Please transcribe the data below exactly. Leave the pictures out.

[Begin]

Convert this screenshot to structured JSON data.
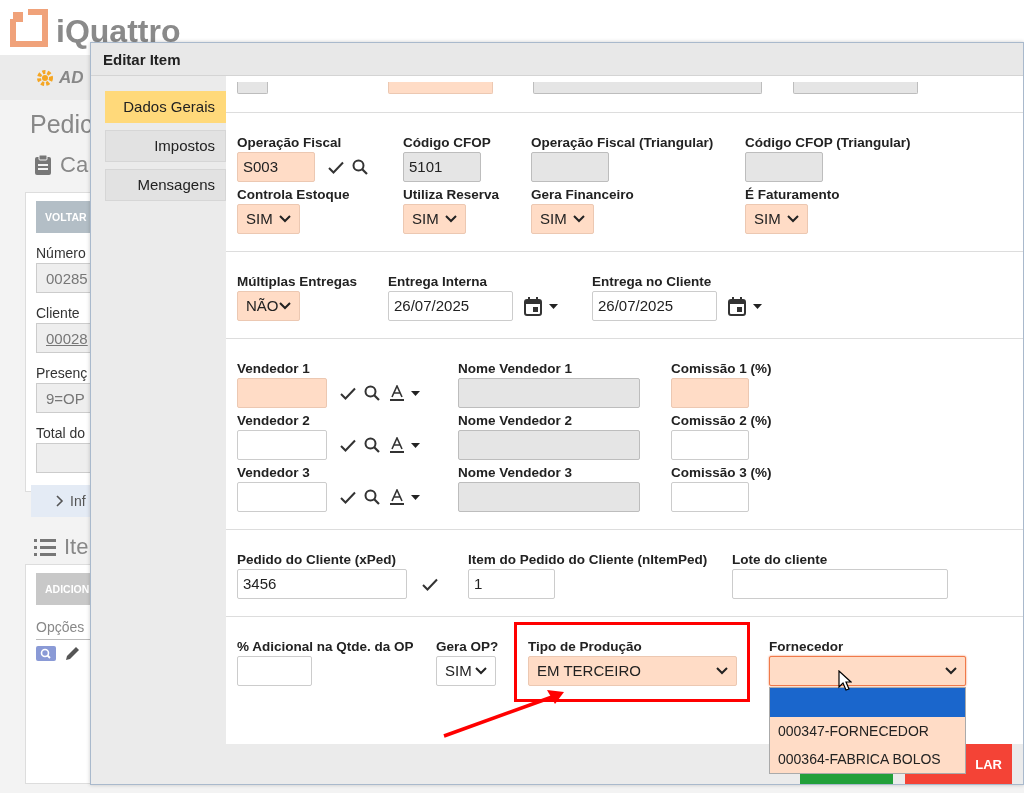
{
  "background_page": {
    "logo": "iQuattro",
    "brand": "AD",
    "page_title": "Pedic",
    "section_title": "Ca",
    "back_button": "VOLTAR",
    "fields": [
      {
        "label": "Número",
        "value": "00285",
        "kind": "field"
      },
      {
        "label": "Cliente",
        "value": "00028",
        "kind": "link"
      },
      {
        "label": "Presenç",
        "value": "9=OP",
        "kind": "field"
      },
      {
        "label": "Total do",
        "kind": "field"
      }
    ],
    "info_toggle": "Inf",
    "items_title": "Ite",
    "add_button": "ADICION",
    "options_header": "Opções"
  },
  "dialog": {
    "title": "Editar Item",
    "tabs": [
      {
        "label": "Dados Gerais",
        "selected": true
      },
      {
        "label": "Impostos",
        "selected": false
      },
      {
        "label": "Mensagens",
        "selected": false
      }
    ],
    "partial_fields": [
      {
        "required": false,
        "readonly": true
      },
      {
        "required": true,
        "readonly": false
      },
      {
        "required": false,
        "readonly": true
      },
      {
        "required": false,
        "readonly": true
      }
    ],
    "sections": [
      {
        "rows": [
          {
            "fields": [
              {
                "label": "Operação Fiscal",
                "kind": "lookup",
                "required": true,
                "readonly": false,
                "value": "S003"
              },
              {
                "label": "Código CFOP",
                "kind": "text",
                "required": false,
                "readonly": true,
                "value": "5101"
              },
              {
                "label": "Operação Fiscal (Triangular)",
                "kind": "text",
                "required": false,
                "readonly": true
              },
              {
                "label": "Código CFOP (Triangular)",
                "kind": "text",
                "required": false,
                "readonly": true
              }
            ]
          },
          {
            "fields": [
              {
                "label": "Controla Estoque",
                "kind": "select",
                "required": true,
                "readonly": false,
                "value": "SIM"
              },
              {
                "label": "Utiliza Reserva",
                "kind": "select",
                "required": true,
                "readonly": false,
                "value": "SIM"
              },
              {
                "label": "Gera Financeiro",
                "kind": "select",
                "required": true,
                "readonly": false,
                "value": "SIM"
              },
              {
                "label": "É Faturamento",
                "kind": "select",
                "required": true,
                "readonly": false,
                "value": "SIM"
              }
            ]
          }
        ]
      },
      {
        "rows": [
          {
            "fields": [
              {
                "label": "Múltiplas Entregas",
                "kind": "select",
                "required": true,
                "readonly": false,
                "value": "NÃO"
              },
              {
                "label": "Entrega Interna",
                "kind": "date",
                "required": false,
                "readonly": false,
                "value": "26/07/2025"
              },
              {
                "label": "Entrega no Cliente",
                "kind": "date",
                "required": false,
                "readonly": false,
                "value": "26/07/2025"
              }
            ]
          }
        ]
      },
      {
        "rows": [
          {
            "fields": [
              {
                "label": "Vendedor 1",
                "kind": "seller",
                "required": true,
                "readonly": false
              },
              {
                "label": "Nome Vendedor 1",
                "kind": "text",
                "required": false,
                "readonly": true
              },
              {
                "label": "Comissão 1 (%)",
                "kind": "text",
                "required": true,
                "readonly": false
              }
            ]
          },
          {
            "fields": [
              {
                "label": "Vendedor 2",
                "kind": "seller",
                "required": false,
                "readonly": false
              },
              {
                "label": "Nome Vendedor 2",
                "kind": "text",
                "required": false,
                "readonly": true
              },
              {
                "label": "Comissão 2 (%)",
                "kind": "text",
                "required": false,
                "readonly": false
              }
            ]
          },
          {
            "fields": [
              {
                "label": "Vendedor 3",
                "kind": "seller",
                "required": false,
                "readonly": false
              },
              {
                "label": "Nome Vendedor 3",
                "kind": "text",
                "required": false,
                "readonly": true
              },
              {
                "label": "Comissão 3 (%)",
                "kind": "text",
                "required": false,
                "readonly": false
              }
            ]
          }
        ]
      },
      {
        "rows": [
          {
            "fields": [
              {
                "label": "Pedido do Cliente (xPed)",
                "kind": "confirm",
                "required": false,
                "readonly": false,
                "value": "3456"
              },
              {
                "label": "Item do Pedido do Cliente (nItemPed)",
                "kind": "text",
                "required": false,
                "readonly": false,
                "value": "1"
              },
              {
                "label": "Lote do cliente",
                "kind": "text",
                "required": false,
                "readonly": false
              }
            ]
          }
        ]
      },
      {
        "rows": [
          {
            "fields": [
              {
                "label": "% Adicional na Qtde. da OP",
                "kind": "text",
                "required": false,
                "readonly": false
              },
              {
                "label": "Gera OP?",
                "kind": "select",
                "required": false,
                "readonly": false,
                "value": "SIM"
              },
              {
                "label": "Tipo de Produção",
                "kind": "select",
                "required": true,
                "readonly": false,
                "value": "EM TERCEIRO"
              },
              {
                "label": "Fornecedor",
                "kind": "select",
                "required": true,
                "readonly": false,
                "options": [
                  {
                    "selected": true
                  },
                  {
                    "label": "000347-FORNECEDOR",
                    "selected": false
                  },
                  {
                    "label": "000364-FABRICA BOLOS",
                    "selected": false
                  }
                ]
              }
            ]
          }
        ]
      }
    ],
    "footer": {
      "cancel_button": "LAR"
    }
  }
}
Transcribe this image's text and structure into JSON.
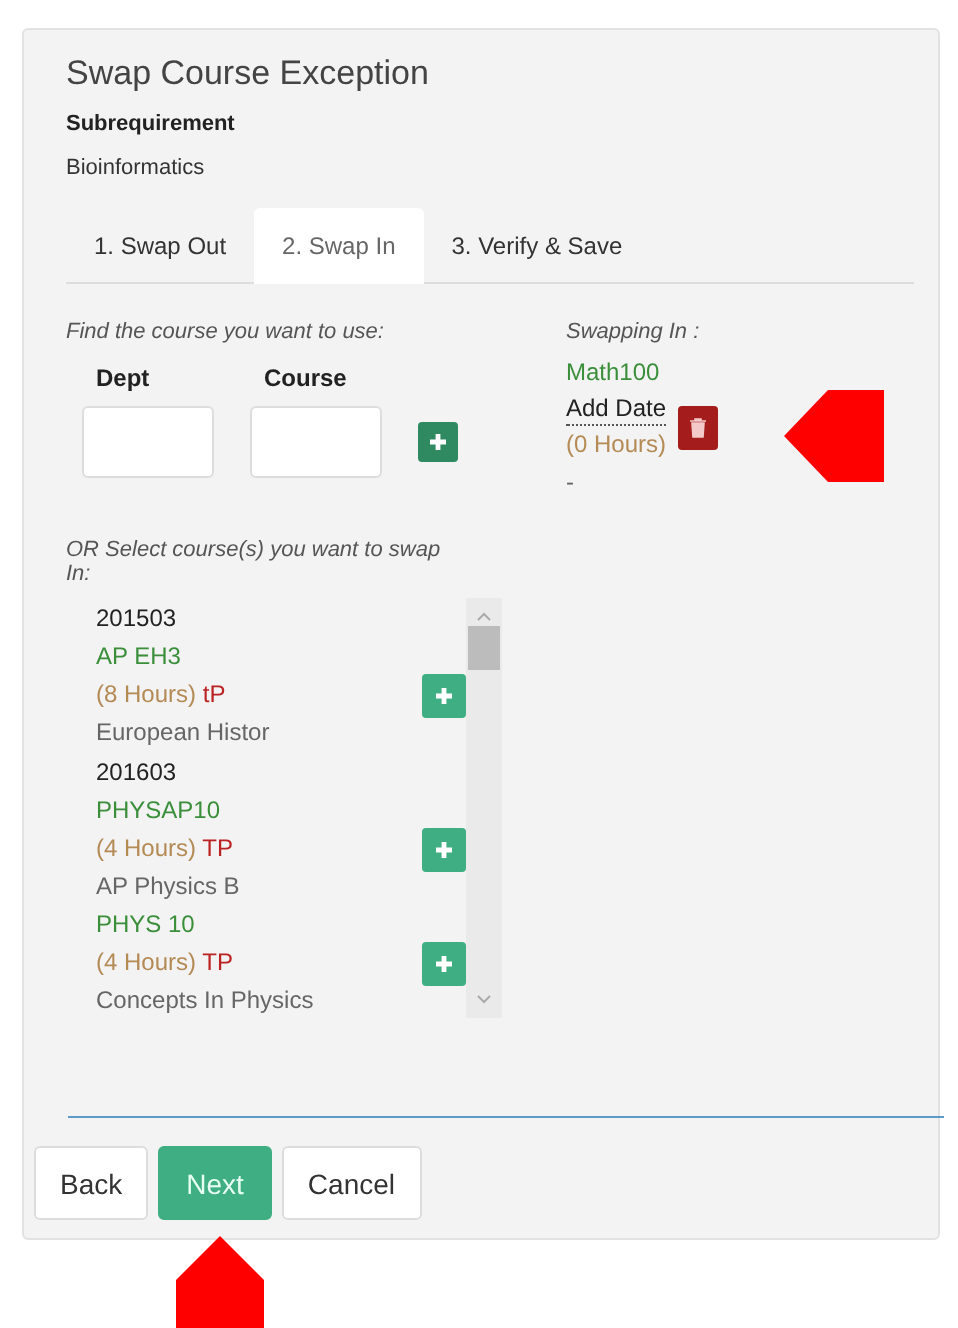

[End]

▶ **Solution to this task**:
Convert this screenshot to structured JSON data.
{
  "background_page": {
    "logo": "iQuattro",
    "brand": "AD",
    "page_title": "Pedic",
    "section_title": "Ca",
    "back_button": "VOLTAR",
    "fields": [
      {
        "label": "Número",
        "value": "00285",
        "kind": "field"
      },
      {
        "label": "Cliente",
        "value": "00028",
        "kind": "link"
      },
      {
        "label": "Presenç",
        "value": "9=OP",
        "kind": "field"
      },
      {
        "label": "Total do",
        "kind": "field"
      }
    ],
    "info_toggle": "Inf",
    "items_title": "Ite",
    "add_button": "ADICION",
    "options_header": "Opções"
  },
  "dialog": {
    "title": "Editar Item",
    "tabs": [
      {
        "label": "Dados Gerais",
        "selected": true
      },
      {
        "label": "Impostos",
        "selected": false
      },
      {
        "label": "Mensagens",
        "selected": false
      }
    ],
    "partial_fields": [
      {
        "required": false,
        "readonly": true
      },
      {
        "required": true,
        "readonly": false
      },
      {
        "required": false,
        "readonly": true
      },
      {
        "required": false,
        "readonly": true
      }
    ],
    "sections": [
      {
        "rows": [
          {
            "fields": [
              {
                "label": "Operação Fiscal",
                "kind": "lookup",
                "required": true,
                "readonly": false,
                "value": "S003"
              },
              {
                "label": "Código CFOP",
                "kind": "text",
                "required": false,
                "readonly": true,
                "value": "5101"
              },
              {
                "label": "Operação Fiscal (Triangular)",
                "kind": "text",
                "required": false,
                "readonly": true
              },
              {
                "label": "Código CFOP (Triangular)",
                "kind": "text",
                "required": false,
                "readonly": true
              }
            ]
          },
          {
            "fields": [
              {
                "label": "Controla Estoque",
                "kind": "select",
                "required": true,
                "readonly": false,
                "value": "SIM"
              },
              {
                "label": "Utiliza Reserva",
                "kind": "select",
                "required": true,
                "readonly": false,
                "value": "SIM"
              },
              {
                "label": "Gera Financeiro",
                "kind": "select",
                "required": true,
                "readonly": false,
                "value": "SIM"
              },
              {
                "label": "É Faturamento",
                "kind": "select",
                "required": true,
                "readonly": false,
                "value": "SIM"
              }
            ]
          }
        ]
      },
      {
        "rows": [
          {
            "fields": [
              {
                "label": "Múltiplas Entregas",
                "kind": "select",
                "required": true,
                "readonly": false,
                "value": "NÃO"
              },
              {
                "label": "Entrega Interna",
                "kind": "date",
                "required": false,
                "readonly": false,
                "value": "26/07/2025"
              },
              {
                "label": "Entrega no Cliente",
                "kind": "date",
                "required": false,
                "readonly": false,
                "value": "26/07/2025"
              }
            ]
          }
        ]
      },
      {
        "rows": [
          {
            "fields": [
              {
                "label": "Vendedor 1",
                "kind": "seller",
                "required": true,
                "readonly": false
              },
              {
                "label": "Nome Vendedor 1",
                "kind": "text",
                "required": false,
                "readonly": true
              },
              {
                "label": "Comissão 1 (%)",
                "kind": "text",
                "required": true,
                "readonly": false
              }
            ]
          },
          {
            "fields": [
              {
                "label": "Vendedor 2",
                "kind": "seller",
                "required": false,
                "readonly": false
              },
              {
                "label": "Nome Vendedor 2",
                "kind": "text",
                "required": false,
                "readonly": true
              },
              {
                "label": "Comissão 2 (%)",
                "kind": "text",
                "required": false,
                "readonly": false
              }
            ]
          },
          {
            "fields": [
              {
                "label": "Vendedor 3",
                "kind": "seller",
                "required": false,
                "readonly": false
              },
              {
                "label": "Nome Vendedor 3",
                "kind": "text",
                "required": false,
                "readonly": true
              },
              {
                "label": "Comissão 3 (%)",
                "kind": "text",
                "required": false,
                "readonly": false
              }
            ]
          }
        ]
      },
      {
        "rows": [
          {
            "fields": [
              {
                "label": "Pedido do Cliente (xPed)",
                "kind": "confirm",
                "required": false,
                "readonly": false,
                "value": "3456"
              },
              {
                "label": "Item do Pedido do Cliente (nItemPed)",
                "kind": "text",
                "required": false,
                "readonly": false,
                "value": "1"
              },
              {
                "label": "Lote do cliente",
                "kind": "text",
                "required": false,
                "readonly": false
              }
            ]
          }
        ]
      },
      {
        "rows": [
          {
            "fields": [
              {
                "label": "% Adicional na Qtde. da OP",
                "kind": "text",
                "required": false,
                "readonly": false
              },
              {
                "label": "Gera OP?",
                "kind": "select",
                "required": false,
                "readonly": false,
                "value": "SIM"
              },
              {
                "label": "Tipo de Produção",
                "kind": "select",
                "required": true,
                "readonly": false,
                "value": "EM TERCEIRO"
              },
              {
                "label": "Fornecedor",
                "kind": "select",
                "required": true,
                "readonly": false,
                "options": [
                  {
                    "selected": true
                  },
                  {
                    "label": "000347-FORNECEDOR",
                    "selected": false
                  },
                  {
                    "label": "000364-FABRICA BOLOS",
                    "selected": false
                  }
                ]
              }
            ]
          }
        ]
      }
    ],
    "footer": {
      "cancel_button": "LAR"
    }
  }
}
Transcribe this image's text and structure into JSON.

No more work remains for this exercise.